From the listing below, extract each entry exactly as written, minus the images.
***** DATA ENTRIES
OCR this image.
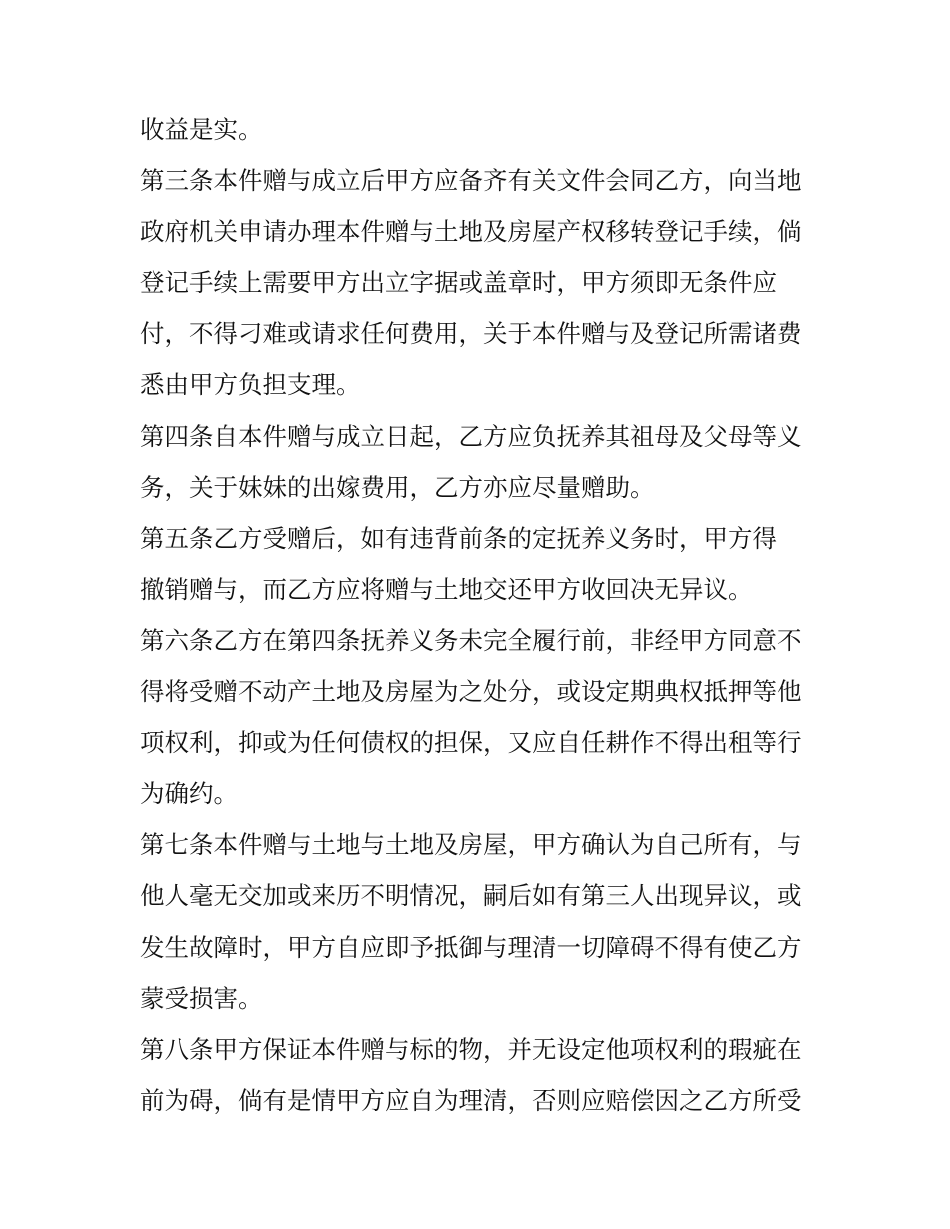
收益是实。
第三条本件赠与成立后甲方应备齐有关文件会同乙方，向当地
政府机关申请办理本件赠与土地及房屋产权移转登记手续，倘
登记手续上需要甲方出立字据或盖章时，甲方须即无条件应
付，不得刁难或请求任何费用，关于本件赠与及登记所需诸费
悉由甲方负担支理。
第四条自本件赠与成立日起，乙方应负抚养其祖母及父母等义
务，关于妹妹的出嫁费用，乙方亦应尽量赠助。
第五条乙方受赠后，如有违背前条的定抚养义务时，甲方得
撤销赠与，而乙方应将赠与土地交还甲方收回决无异议。
第六条乙方在第四条抚养义务未完全履行前，非经甲方同意不
得将受赠不动产土地及房屋为之处分，或设定期典权抵押等他
项权利，抑或为任何债权的担保，又应自任耕作不得出租等行
为确约。
第七条本件赠与土地与土地及房屋，甲方确认为自己所有，与
他人毫无交加或来历不明情况，嗣后如有第三人出现异议，或
发生故障时，甲方自应即予抵御与理清一切障碍不得有使乙方
蒙受损害。
第八条甲方保证本件赠与标的物，并无设定他项权利的瑕疵在
前为碍，倘有是情甲方应自为理清，否则应赔偿因之乙方所受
**********
_ANSWER BELOW:_
OCR this image.
收益是实。
第三条本件赠与成立后甲方应备齐有关文件会同乙方，向当地
政府机关申请办理本件赠与土地及房屋产权移转登记手续，倘
登记手续上需要甲方出立字据或盖章时，甲方须即无条件应
付，不得刁难或请求任何费用，关于本件赠与及登记所需诸费
悉由甲方负担支理。
第四条自本件赠与成立日起，乙方应负抚养其祖母及父母等义
务，关于妹妹的出嫁费用，乙方亦应尽量赠助。
第五条乙方受赠后，如有违背前条的定抚养义务时，甲方得
撤销赠与，而乙方应将赠与土地交还甲方收回决无异议。
第六条乙方在第四条抚养义务未完全履行前，非经甲方同意不
得将受赠不动产土地及房屋为之处分，或设定期典权抵押等他
项权利，抑或为任何债权的担保，又应自任耕作不得出租等行
为确约。
第七条本件赠与土地与土地及房屋，甲方确认为自己所有，与
他人毫无交加或来历不明情况，嗣后如有第三人出现异议，或
发生故障时，甲方自应即予抵御与理清一切障碍不得有使乙方
蒙受损害。
第八条甲方保证本件赠与标的物，并无设定他项权利的瑕疵在
前为碍，倘有是情甲方应自为理清，否则应赔偿因之乙方所受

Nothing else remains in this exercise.